AIM>
All lines in the data bearing the string "JSON" should be identified and copied.

==== EXERCISE INPUTS

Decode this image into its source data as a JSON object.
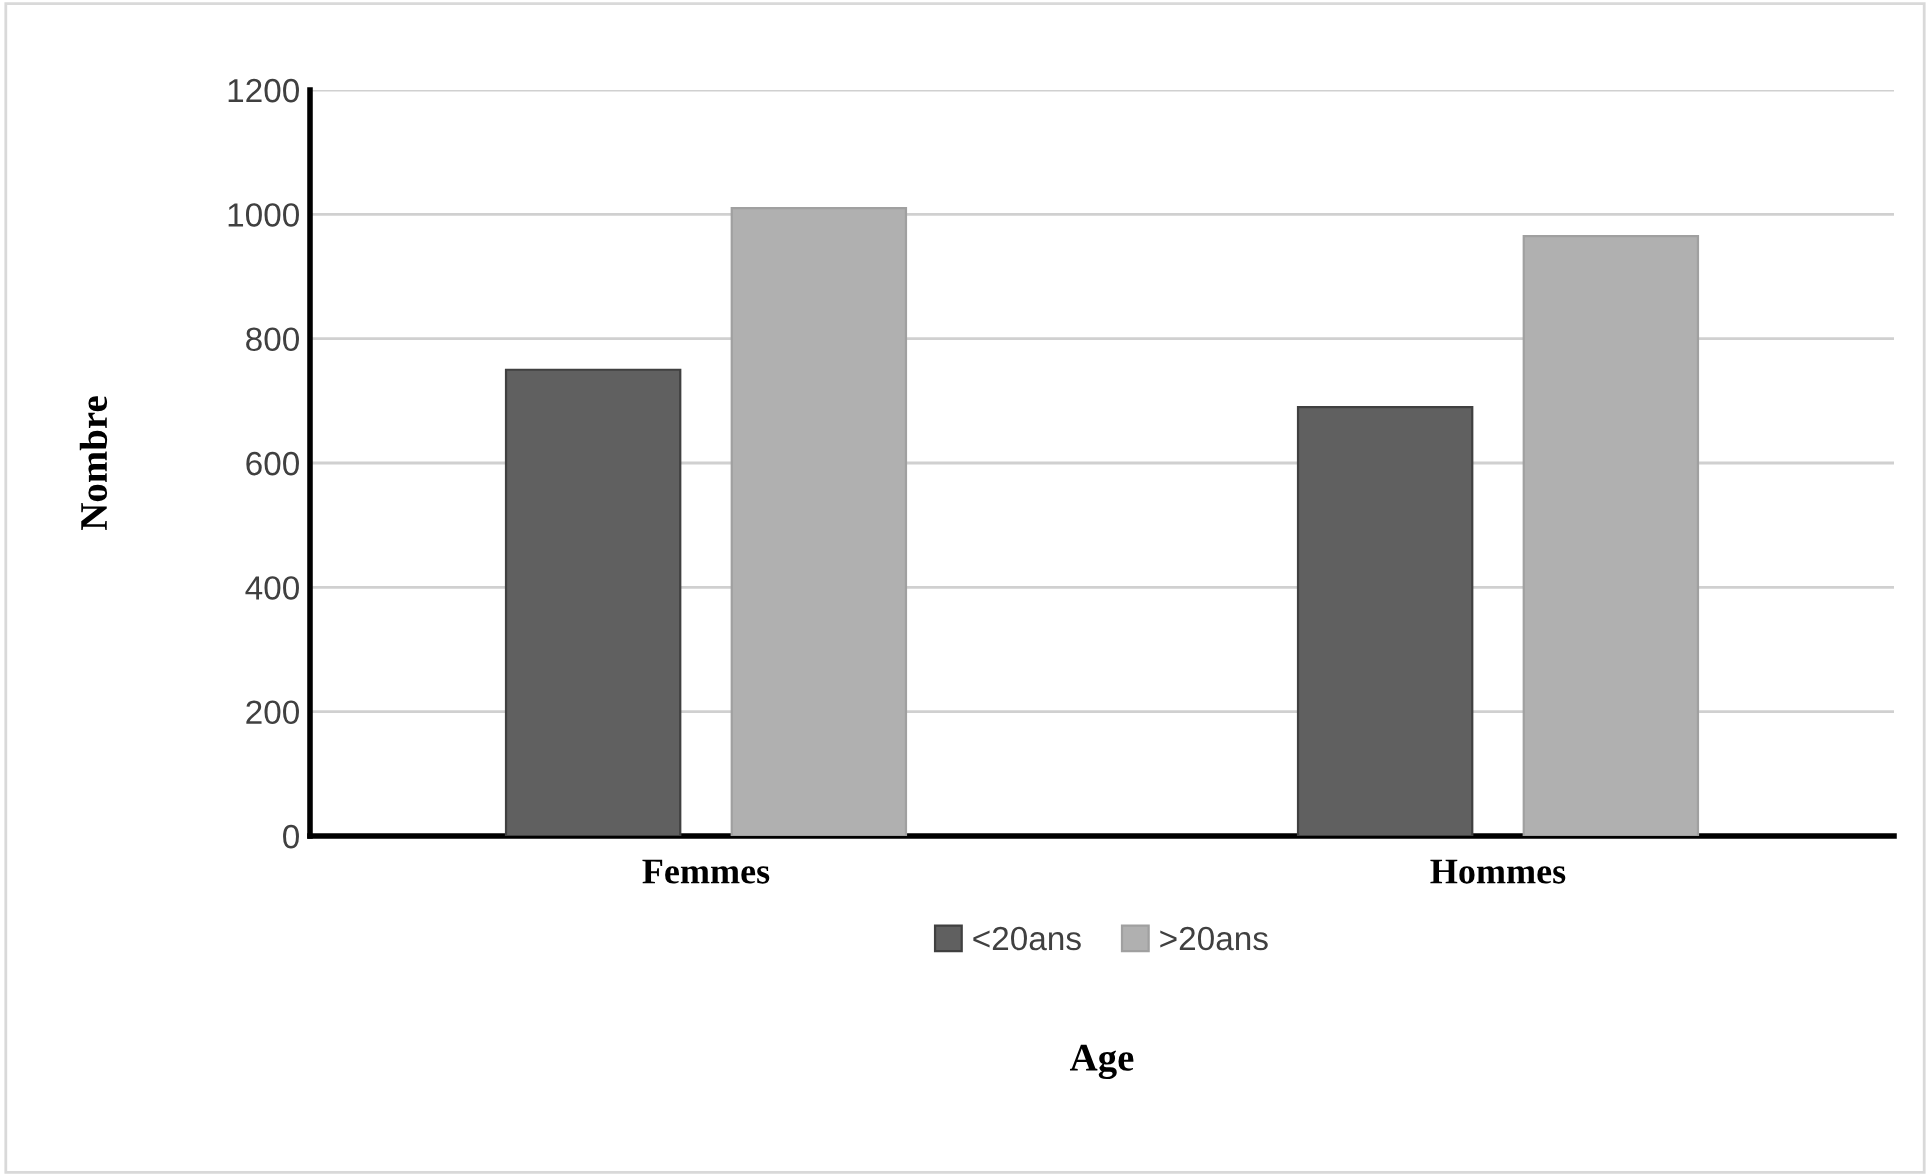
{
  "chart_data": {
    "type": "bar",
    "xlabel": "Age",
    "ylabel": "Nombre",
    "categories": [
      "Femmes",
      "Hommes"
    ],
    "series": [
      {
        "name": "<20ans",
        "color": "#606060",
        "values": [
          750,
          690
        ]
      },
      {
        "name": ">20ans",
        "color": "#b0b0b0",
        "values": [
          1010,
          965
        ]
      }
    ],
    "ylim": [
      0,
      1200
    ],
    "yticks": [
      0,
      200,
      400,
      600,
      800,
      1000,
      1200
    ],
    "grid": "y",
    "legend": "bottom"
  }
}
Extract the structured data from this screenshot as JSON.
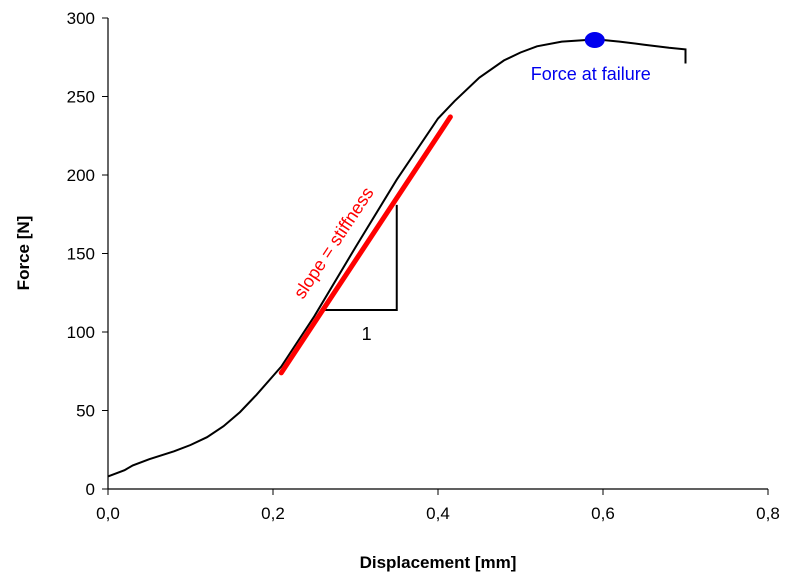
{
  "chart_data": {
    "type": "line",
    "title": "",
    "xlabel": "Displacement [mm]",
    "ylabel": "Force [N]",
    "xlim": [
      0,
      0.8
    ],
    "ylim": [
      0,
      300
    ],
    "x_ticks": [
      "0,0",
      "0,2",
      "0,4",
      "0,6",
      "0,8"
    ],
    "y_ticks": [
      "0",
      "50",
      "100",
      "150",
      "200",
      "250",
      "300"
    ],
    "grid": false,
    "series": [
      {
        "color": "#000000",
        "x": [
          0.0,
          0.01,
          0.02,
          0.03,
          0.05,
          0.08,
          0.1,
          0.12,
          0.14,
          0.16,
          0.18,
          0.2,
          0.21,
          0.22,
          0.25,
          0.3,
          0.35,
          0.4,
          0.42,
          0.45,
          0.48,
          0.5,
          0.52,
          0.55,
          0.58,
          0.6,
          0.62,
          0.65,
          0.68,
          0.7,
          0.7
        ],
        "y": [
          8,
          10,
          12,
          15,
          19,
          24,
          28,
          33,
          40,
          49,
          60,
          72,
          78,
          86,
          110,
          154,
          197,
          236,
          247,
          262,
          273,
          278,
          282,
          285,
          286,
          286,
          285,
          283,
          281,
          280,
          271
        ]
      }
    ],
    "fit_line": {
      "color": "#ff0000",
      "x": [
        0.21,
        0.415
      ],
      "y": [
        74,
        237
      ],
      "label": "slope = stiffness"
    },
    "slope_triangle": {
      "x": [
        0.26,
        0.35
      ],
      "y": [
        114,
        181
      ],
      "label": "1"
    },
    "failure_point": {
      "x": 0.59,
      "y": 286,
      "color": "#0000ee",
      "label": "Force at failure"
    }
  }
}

========
==== EXERCISE INPUTS

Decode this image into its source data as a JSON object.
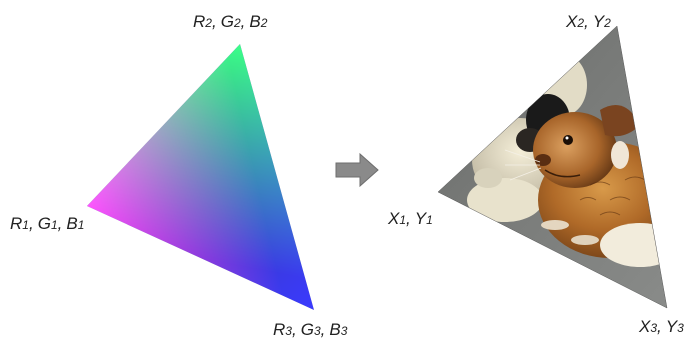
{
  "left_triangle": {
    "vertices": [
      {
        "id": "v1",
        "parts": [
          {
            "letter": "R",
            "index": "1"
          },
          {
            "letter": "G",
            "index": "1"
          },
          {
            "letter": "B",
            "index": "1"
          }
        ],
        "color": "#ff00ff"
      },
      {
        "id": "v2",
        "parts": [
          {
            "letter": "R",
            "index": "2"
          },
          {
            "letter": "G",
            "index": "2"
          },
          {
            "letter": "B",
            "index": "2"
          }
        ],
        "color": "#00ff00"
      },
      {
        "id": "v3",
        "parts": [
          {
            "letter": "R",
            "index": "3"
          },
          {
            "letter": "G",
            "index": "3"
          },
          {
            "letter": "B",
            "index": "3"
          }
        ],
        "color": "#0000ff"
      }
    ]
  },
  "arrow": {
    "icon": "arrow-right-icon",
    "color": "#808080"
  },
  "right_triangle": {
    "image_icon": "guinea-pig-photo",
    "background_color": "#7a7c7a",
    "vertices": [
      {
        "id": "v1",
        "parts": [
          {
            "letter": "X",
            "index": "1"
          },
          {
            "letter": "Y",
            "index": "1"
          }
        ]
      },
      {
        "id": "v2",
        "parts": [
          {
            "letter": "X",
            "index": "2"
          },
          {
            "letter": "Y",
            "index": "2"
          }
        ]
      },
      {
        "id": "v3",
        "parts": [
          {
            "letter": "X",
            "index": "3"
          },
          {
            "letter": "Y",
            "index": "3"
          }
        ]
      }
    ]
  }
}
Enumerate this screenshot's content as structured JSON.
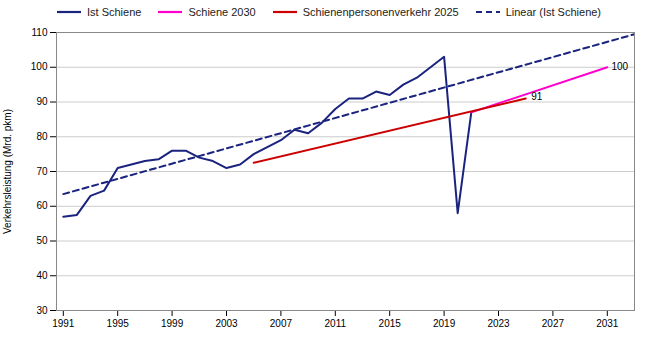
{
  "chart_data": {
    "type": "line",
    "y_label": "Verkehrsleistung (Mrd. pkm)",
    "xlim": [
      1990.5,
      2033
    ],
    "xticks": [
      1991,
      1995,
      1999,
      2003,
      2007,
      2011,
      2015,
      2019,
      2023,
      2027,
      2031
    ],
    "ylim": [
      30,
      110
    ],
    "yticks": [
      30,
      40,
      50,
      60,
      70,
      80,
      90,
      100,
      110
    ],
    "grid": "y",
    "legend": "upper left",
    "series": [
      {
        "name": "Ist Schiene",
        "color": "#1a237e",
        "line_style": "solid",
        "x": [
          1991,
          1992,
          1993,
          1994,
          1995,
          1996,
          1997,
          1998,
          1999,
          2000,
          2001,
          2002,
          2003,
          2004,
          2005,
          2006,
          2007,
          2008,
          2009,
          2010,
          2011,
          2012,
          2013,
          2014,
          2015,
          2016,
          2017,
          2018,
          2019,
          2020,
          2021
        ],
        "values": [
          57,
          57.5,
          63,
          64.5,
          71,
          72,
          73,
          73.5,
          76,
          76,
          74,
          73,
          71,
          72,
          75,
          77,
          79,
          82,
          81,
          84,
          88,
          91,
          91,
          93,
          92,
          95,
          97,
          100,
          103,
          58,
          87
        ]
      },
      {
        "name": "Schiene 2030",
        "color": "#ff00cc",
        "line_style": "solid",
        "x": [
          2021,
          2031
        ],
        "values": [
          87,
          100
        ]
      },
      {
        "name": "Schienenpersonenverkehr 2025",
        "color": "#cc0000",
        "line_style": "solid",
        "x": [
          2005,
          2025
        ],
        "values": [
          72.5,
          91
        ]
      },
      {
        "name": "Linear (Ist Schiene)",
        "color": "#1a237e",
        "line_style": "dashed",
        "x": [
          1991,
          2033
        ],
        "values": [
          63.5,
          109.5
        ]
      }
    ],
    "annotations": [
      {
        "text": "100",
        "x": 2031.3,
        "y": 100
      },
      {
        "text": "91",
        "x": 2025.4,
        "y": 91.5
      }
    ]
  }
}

========

RESPONSE TO THIS TASK>
Decode this image into its source data as a JSON object.
Extract the structured data from this screenshot as JSON.
Decode this image into its source data as a JSON object.
Enumerate this screenshot's content as structured JSON.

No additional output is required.